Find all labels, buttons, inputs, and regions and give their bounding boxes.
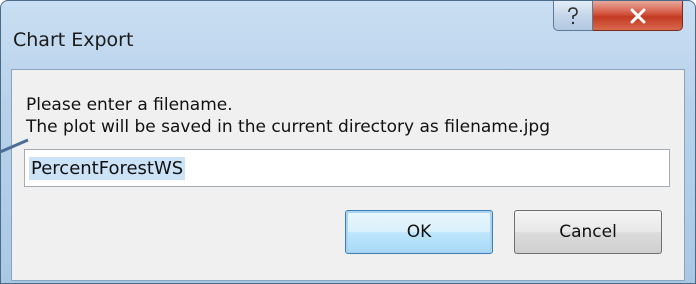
dialog-window: Chart Export Please enter a filename. Th… [0,0,696,284]
ok-button[interactable]: OK [345,210,493,254]
help-button[interactable] [553,1,593,31]
cancel-button[interactable]: Cancel [514,210,662,254]
prompt-line-1: Please enter a filename. [26,95,233,115]
window-title: Chart Export [13,29,134,51]
title-bar[interactable]: Chart Export [1,1,695,57]
close-button[interactable] [593,1,683,31]
dialog-body: Please enter a filename. The plot will b… [11,69,685,281]
filename-input[interactable]: PercentForestWS [24,149,670,187]
close-icon [630,8,645,23]
help-icon [568,6,578,24]
caption-buttons [553,1,683,31]
filename-input-value: PercentForestWS [29,156,186,180]
arrow-pointer-icon [0,138,29,154]
prompt-line-2: The plot will be saved in the current di… [26,117,551,137]
prompt-message: Please enter a filename. The plot will b… [26,94,550,138]
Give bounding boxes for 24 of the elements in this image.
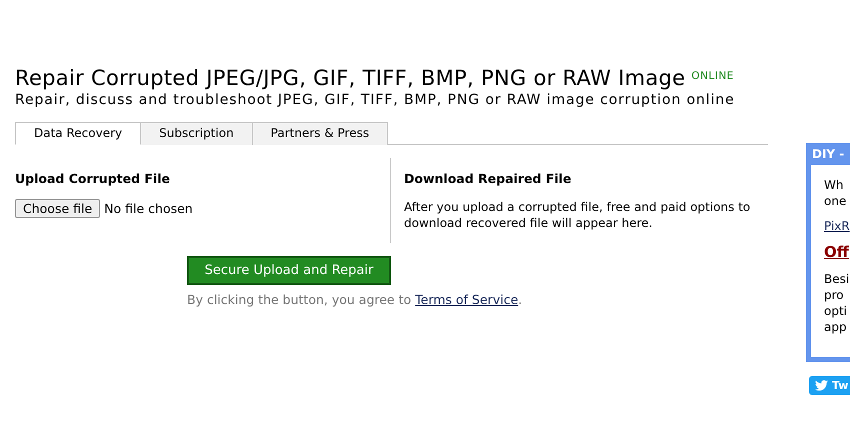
sidebar-text: Besi (824, 271, 850, 287)
tab[interactable]: Subscription (141, 122, 253, 145)
terms-link[interactable]: Terms of Service (415, 292, 518, 307)
download-text: After you upload a corrupted file, free and paid options to download recovered file will appear here. (404, 199, 752, 231)
choose-file-button[interactable]: Choose file (15, 199, 100, 218)
tab[interactable]: Data Recovery (15, 122, 142, 145)
sidebar-text: Wh (824, 177, 844, 193)
download-heading: Download Repaired File (404, 171, 572, 186)
page-title: Repair Corrupted JPEG/JPG, GIF, TIFF, BMP, PNG or RAW Image (15, 66, 686, 90)
page-subtitle: Repair, discuss and troubleshoot JPEG, GIF, TIFF, BMP, PNG or RAW image corruption online (15, 92, 736, 108)
sidebar-text: pro (824, 287, 845, 303)
upload-repair-button[interactable]: Secure Upload and Repair (187, 256, 391, 285)
online-label: ONLINE (691, 70, 734, 82)
sidebar-header: DIY - (811, 143, 850, 165)
upload-heading: Upload Corrupted File (15, 171, 171, 186)
terms-note: By clicking the button, you agree to Terms of Service. (187, 292, 524, 307)
sidebar-text: opti (824, 303, 848, 319)
file-status: No file chosen (104, 201, 193, 216)
sidebar-text: one (824, 193, 848, 209)
sidebar-heading-link[interactable]: Off (824, 243, 850, 261)
sidebar-text: app (824, 319, 848, 335)
tab[interactable]: Partners & Press (252, 122, 388, 145)
sidebar-link[interactable]: PixR (824, 219, 850, 233)
bird-icon (815, 380, 828, 391)
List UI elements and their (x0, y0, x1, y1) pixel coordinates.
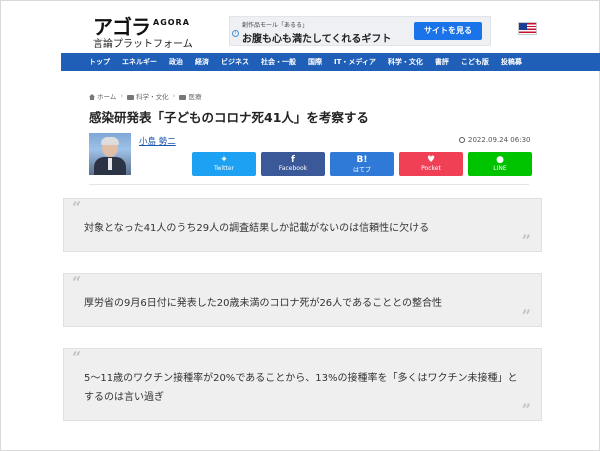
nav-item-international[interactable]: 国際 (302, 53, 328, 71)
share-facebook-button[interactable]: f Facebook (261, 152, 325, 176)
close-quote-icon: ” (521, 400, 531, 419)
us-flag-icon[interactable] (518, 22, 537, 35)
summary-quote: “ 対象となった41人のうち29人の調査結果しか記載がないのは信頼性に欠ける ” (63, 198, 542, 252)
pocket-icon: ♥ (426, 155, 436, 165)
summary-quote: “ 厚労省の9月6日付に発表した20歳未満のコロナ死が26人であることとの整合性… (63, 273, 542, 327)
quote-text: 厚労省の9月6日付に発表した20歳未満のコロナ死が26人であることとの整合性 (84, 298, 442, 309)
nav-item-business[interactable]: ビジネス (215, 53, 255, 71)
ad-visit-button[interactable]: サイトを見る (414, 22, 482, 40)
folder-icon (179, 95, 187, 100)
share-buttons: ✦ Twitter f Facebook B! はてブ ♥ Pocket ● L… (192, 152, 532, 176)
share-hatena-button[interactable]: B! はてブ (330, 152, 394, 176)
home-icon (89, 94, 95, 100)
open-quote-icon: “ (72, 273, 82, 292)
author-avatar[interactable] (89, 133, 131, 175)
ad-sponsor: 創作品モール「あるる」 (242, 22, 309, 29)
publish-date: 2022.09.24 06:30 (459, 136, 530, 144)
folder-icon (127, 95, 135, 100)
clock-icon (459, 137, 465, 143)
breadcrumb-category[interactable]: 科学・文化 (127, 91, 169, 101)
divider (89, 184, 529, 185)
page-frame: アゴラ AGORA 言論プラットフォーム i 創作品モール「あるる」 お腹も心も… (0, 0, 600, 451)
chevron-right-icon: › (120, 92, 124, 100)
open-quote-icon: “ (72, 198, 82, 217)
summary-quote: “ 5～11歳のワクチン接種率が20%であることから、13%の接種率を「多くはワ… (63, 348, 542, 421)
close-quote-icon: ” (521, 306, 531, 325)
nav-item-submit[interactable]: 投稿募 (495, 53, 528, 71)
page-title: 感染研発表「子どものコロナ死41人」を考察する (89, 110, 369, 125)
quote-text: 対象となった41人のうち29人の調査結果しか記載がないのは信頼性に欠ける (84, 223, 430, 234)
author-link[interactable]: 小島 勢二 (139, 135, 176, 147)
nav-item-society[interactable]: 社会・一般 (255, 53, 302, 71)
nav-item-economy[interactable]: 経済 (189, 53, 215, 71)
breadcrumb-home[interactable]: ホーム (89, 91, 116, 101)
ad-headline: お腹も心も満たしてくれるギフト (242, 34, 392, 45)
logo-subtitle: 言論プラットフォーム (93, 39, 193, 50)
nav-item-politics[interactable]: 政治 (163, 53, 189, 71)
ad-banner[interactable]: i 創作品モール「あるる」 お腹も心も満たしてくれるギフト サイトを見る (229, 16, 491, 46)
chevron-right-icon: › (172, 92, 176, 100)
logo-en: AGORA (153, 18, 190, 27)
share-twitter-button[interactable]: ✦ Twitter (192, 152, 256, 176)
quote-text: 5～11歳のワクチン接種率が20%であることから、13%の接種率を「多くはワクチ… (84, 373, 518, 403)
info-icon[interactable]: i (232, 30, 239, 37)
hatena-icon: B! (356, 155, 368, 165)
nav-item-top[interactable]: トップ (83, 53, 116, 71)
main-nav: トップ エネルギー 政治 経済 ビジネス 社会・一般 国際 IT・メディア 科学… (61, 53, 600, 71)
nav-item-books[interactable]: 書評 (429, 53, 455, 71)
facebook-icon: f (291, 155, 295, 165)
share-pocket-button[interactable]: ♥ Pocket (399, 152, 463, 176)
open-quote-icon: “ (72, 348, 82, 367)
nav-item-it-media[interactable]: IT・メディア (328, 53, 382, 71)
nav-item-kids[interactable]: こども版 (455, 53, 495, 71)
share-line-button[interactable]: ● LINE (468, 152, 532, 176)
breadcrumb: ホーム › 科学・文化 › 医療 (89, 91, 201, 101)
close-quote-icon: ” (521, 231, 531, 250)
breadcrumb-subcategory[interactable]: 医療 (179, 91, 201, 101)
nav-item-science[interactable]: 科学・文化 (382, 53, 429, 71)
site-logo[interactable]: アゴラ AGORA 言論プラットフォーム (93, 13, 203, 50)
line-icon: ● (496, 155, 504, 165)
twitter-icon: ✦ (220, 155, 228, 165)
nav-item-energy[interactable]: エネルギー (116, 53, 163, 71)
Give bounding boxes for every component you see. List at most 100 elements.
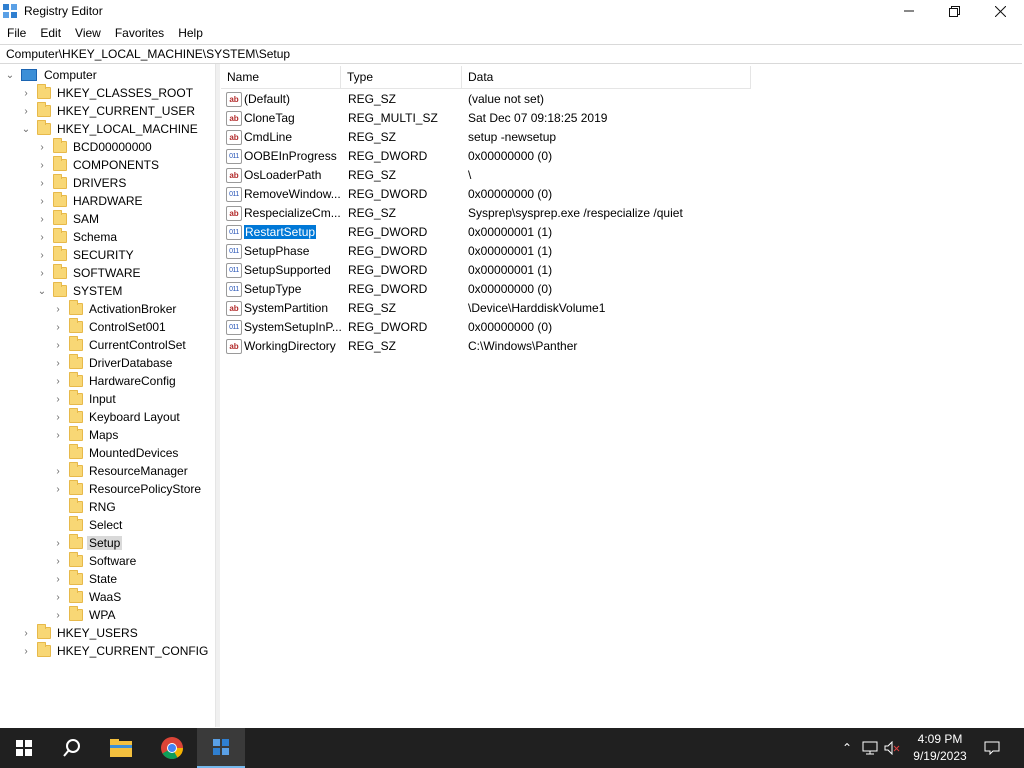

===============

**To be done:**
Return all of the material above word for word, with the pictures left out.

**Written response:**
Find all labels, buttons, inputs, and regions and give their bounding boxes.
dialog-window: Chart Export Please enter a filename. Th… [0,0,696,284]
ok-button[interactable]: OK [345,210,493,254]
help-button[interactable] [553,1,593,31]
cancel-button[interactable]: Cancel [514,210,662,254]
prompt-line-1: Please enter a filename. [26,95,233,115]
window-title: Chart Export [13,29,134,51]
title-bar[interactable]: Chart Export [1,1,695,57]
close-button[interactable] [593,1,683,31]
dialog-body: Please enter a filename. The plot will b… [11,69,685,281]
filename-input[interactable]: PercentForestWS [24,149,670,187]
close-icon [630,8,645,23]
help-icon [568,6,578,24]
caption-buttons [553,1,683,31]
filename-input-value: PercentForestWS [29,156,186,180]
arrow-pointer-icon [0,138,29,154]
prompt-line-2: The plot will be saved in the current di… [26,117,551,137]
prompt-message: Please enter a filename. The plot will b… [26,94,550,138]
Give bounding boxes for 24 of the elements in this image.
sidebar-text: Besi (824, 271, 850, 287)
tab[interactable]: Subscription (141, 122, 253, 145)
terms-link[interactable]: Terms of Service (415, 292, 518, 307)
download-text: After you upload a corrupted file, free and paid options to download recovered file will appear here. (404, 199, 752, 231)
choose-file-button[interactable]: Choose file (15, 199, 100, 218)
tab[interactable]: Data Recovery (15, 122, 142, 145)
sidebar-text: Wh (824, 177, 844, 193)
download-heading: Download Repaired File (404, 171, 572, 186)
page-title: Repair Corrupted JPEG/JPG, GIF, TIFF, BMP, PNG or RAW Image (15, 66, 686, 90)
page-subtitle: Repair, discuss and troubleshoot JPEG, GIF, TIFF, BMP, PNG or RAW image corruption online (15, 92, 736, 108)
sidebar-text: pro (824, 287, 845, 303)
upload-repair-button[interactable]: Secure Upload and Repair (187, 256, 391, 285)
online-label: ONLINE (691, 70, 734, 82)
sidebar-header: DIY - (811, 143, 850, 165)
upload-heading: Upload Corrupted File (15, 171, 171, 186)
terms-note: By clicking the button, you agree to Terms of Service. (187, 292, 524, 307)
sidebar-text: opti (824, 303, 848, 319)
file-status: No file chosen (104, 201, 193, 216)
sidebar-text: one (824, 193, 848, 209)
sidebar-heading-link[interactable]: Off (824, 243, 850, 261)
sidebar-text: app (824, 319, 848, 335)
tab[interactable]: Partners & Press (252, 122, 388, 145)
sidebar-link[interactable]: PixR (824, 219, 850, 233)
bird-icon (815, 380, 828, 391)
List UI elements and their (x0, y0, x1, y1) pixel coordinates.
nav-item-international[interactable]: 国際 (302, 53, 328, 71)
share-facebook-button[interactable]: f Facebook (261, 152, 325, 176)
close-quote-icon: ” (521, 400, 531, 419)
us-flag-icon[interactable] (518, 22, 537, 35)
summary-quote: “ 対象となった41人のうち29人の調査結果しか記載がないのは信頼性に欠ける ” (63, 198, 542, 252)
pocket-icon: ♥ (426, 155, 436, 165)
summary-quote: “ 厚労省の9月6日付に発表した20歳未満のコロナ死が26人であることとの整合性… (63, 273, 542, 327)
quote-text: 厚労省の9月6日付に発表した20歳未満のコロナ死が26人であることとの整合性 (84, 298, 442, 309)
nav-item-business[interactable]: ビジネス (215, 53, 255, 71)
ad-visit-button[interactable]: サイトを見る (414, 22, 482, 40)
folder-icon (179, 95, 187, 100)
share-buttons: ✦ Twitter f Facebook B! はてブ ♥ Pocket ● L… (192, 152, 532, 176)
share-hatena-button[interactable]: B! はてブ (330, 152, 394, 176)
home-icon (89, 94, 95, 100)
open-quote-icon: “ (72, 273, 82, 292)
author-avatar[interactable] (89, 133, 131, 175)
ad-sponsor: 創作品モール「あるる」 (242, 22, 309, 29)
publish-date: 2022.09.24 06:30 (459, 136, 530, 144)
folder-icon (127, 95, 135, 100)
clock-icon (459, 137, 465, 143)
breadcrumb-category[interactable]: 科学・文化 (127, 91, 169, 101)
divider (89, 184, 529, 185)
page-frame: アゴラ AGORA 言論プラットフォーム i 創作品モール「あるる」 お腹も心も… (0, 0, 600, 451)
chevron-right-icon: › (120, 92, 124, 100)
open-quote-icon: “ (72, 198, 82, 217)
summary-quote: “ 5～11歳のワクチン接種率が20%であることから、13%の接種率を「多くはワ… (63, 348, 542, 421)
close-quote-icon: ” (521, 306, 531, 325)
nav-item-submit[interactable]: 投稿募 (495, 53, 528, 71)
page-title: 感染研発表「子どものコロナ死41人」を考察する (89, 110, 369, 125)
quote-text: 対象となった41人のうち29人の調査結果しか記載がないのは信頼性に欠ける (84, 223, 430, 234)
author-link[interactable]: 小島 勢二 (139, 135, 176, 147)
nav-item-society[interactable]: 社会・一般 (255, 53, 302, 71)
nav-item-economy[interactable]: 経済 (189, 53, 215, 71)
breadcrumb-home[interactable]: ホーム (89, 91, 116, 101)
ad-headline: お腹も心も満たしてくれるギフト (242, 34, 392, 45)
logo-subtitle: 言論プラットフォーム (93, 39, 193, 50)
nav-item-politics[interactable]: 政治 (163, 53, 189, 71)
ad-banner[interactable]: i 創作品モール「あるる」 お腹も心も満たしてくれるギフト サイトを見る (229, 16, 491, 46)
chevron-right-icon: › (172, 92, 176, 100)
logo-en: AGORA (153, 18, 190, 27)
share-twitter-button[interactable]: ✦ Twitter (192, 152, 256, 176)
quote-text: 5～11歳のワクチン接種率が20%であることから、13%の接種率を「多くはワクチ… (84, 373, 518, 403)
info-icon[interactable]: i (232, 30, 239, 37)
hatena-icon: B! (356, 155, 368, 165)
nav-item-top[interactable]: トップ (83, 53, 116, 71)
main-nav: トップ エネルギー 政治 経済 ビジネス 社会・一般 国際 IT・メディア 科学… (61, 53, 600, 71)
nav-item-books[interactable]: 書評 (429, 53, 455, 71)
facebook-icon: f (291, 155, 295, 165)
share-pocket-button[interactable]: ♥ Pocket (399, 152, 463, 176)
open-quote-icon: “ (72, 348, 82, 367)
nav-item-it-media[interactable]: IT・メディア (328, 53, 382, 71)
nav-item-kids[interactable]: こども版 (455, 53, 495, 71)
share-line-button[interactable]: ● LINE (468, 152, 532, 176)
breadcrumb: ホーム › 科学・文化 › 医療 (89, 91, 201, 101)
close-quote-icon: ” (521, 231, 531, 250)
breadcrumb-subcategory[interactable]: 医療 (179, 91, 201, 101)
nav-item-science[interactable]: 科学・文化 (382, 53, 429, 71)
site-logo[interactable]: アゴラ AGORA 言論プラットフォーム (93, 13, 203, 50)
line-icon: ● (496, 155, 504, 165)
twitter-icon: ✦ (220, 155, 228, 165)
nav-item-energy[interactable]: エネルギー (116, 53, 163, 71)
Give bounding boxes for every component you see. List at most 100 elements.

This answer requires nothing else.